TASK PROMPT - Copy each line holding the string "color".

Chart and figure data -
***
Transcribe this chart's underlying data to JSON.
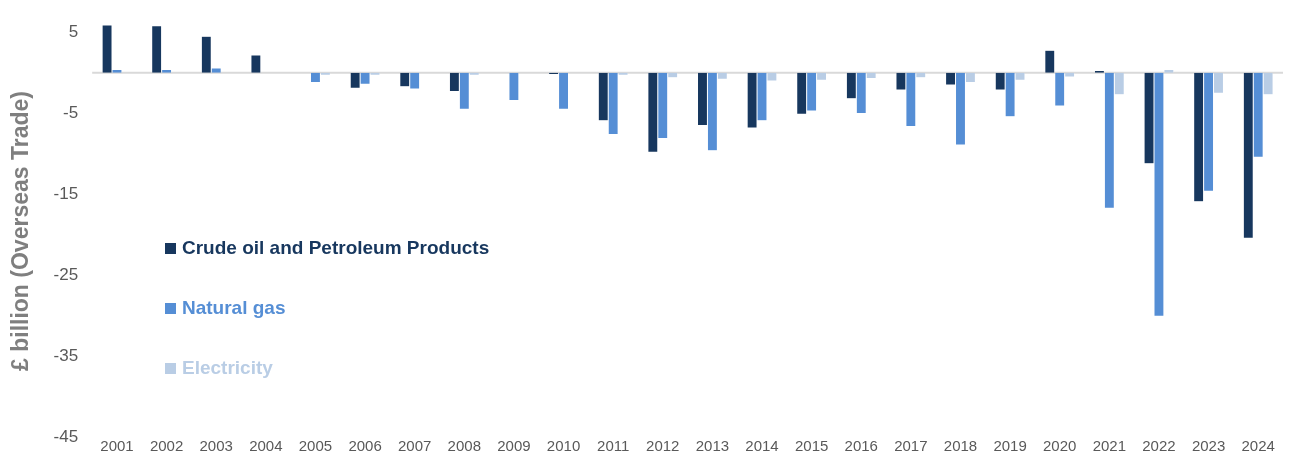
{
  "chart_data": {
    "type": "bar",
    "ylabel": "£ billion (Overseas Trade)",
    "categories": [
      "2001",
      "2002",
      "2003",
      "2004",
      "2005",
      "2006",
      "2007",
      "2008",
      "2009",
      "2010",
      "2011",
      "2012",
      "2013",
      "2014",
      "2015",
      "2016",
      "2017",
      "2018",
      "2019",
      "2020",
      "2021",
      "2022",
      "2023",
      "2024"
    ],
    "series": [
      {
        "name": "Crude oil and Petroleum Products",
        "color": "#17375e",
        "values": [
          5.9,
          5.8,
          4.5,
          2.2,
          0,
          -1.9,
          -1.7,
          -2.3,
          0,
          -0.2,
          -5.9,
          -9.8,
          -6.5,
          -6.8,
          -5.1,
          -3.2,
          -2.1,
          -1.5,
          -2.1,
          2.8,
          0.3,
          -11.2,
          -15.9,
          -20.4
        ]
      },
      {
        "name": "Natural gas",
        "color": "#558ed5",
        "values": [
          0.4,
          0.4,
          0.6,
          0,
          -1.2,
          -1.4,
          -2.0,
          -4.5,
          -3.4,
          -4.5,
          -7.6,
          -8.1,
          -9.6,
          -5.9,
          -4.7,
          -5.0,
          -6.6,
          -8.9,
          -5.4,
          -4.1,
          -16.7,
          -30.0,
          -14.6,
          -10.4
        ]
      },
      {
        "name": "Electricity",
        "color": "#b9cde5",
        "values": [
          0,
          0,
          0,
          0,
          -0.3,
          -0.3,
          0,
          -0.3,
          0,
          0,
          -0.3,
          -0.6,
          -0.8,
          -1.0,
          -0.9,
          -0.7,
          -0.6,
          -1.2,
          -0.9,
          -0.5,
          -2.7,
          0.4,
          -2.5,
          -2.7
        ]
      }
    ],
    "ylim": [
      -45,
      6
    ],
    "yticks": [
      5,
      -5,
      -15,
      -25,
      -35,
      -45
    ],
    "grid": false,
    "legend": "left"
  }
}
***
RESULT OF THE TASK -
        "color": "#17375e",
        "color": "#558ed5",
        "color": "#b9cde5",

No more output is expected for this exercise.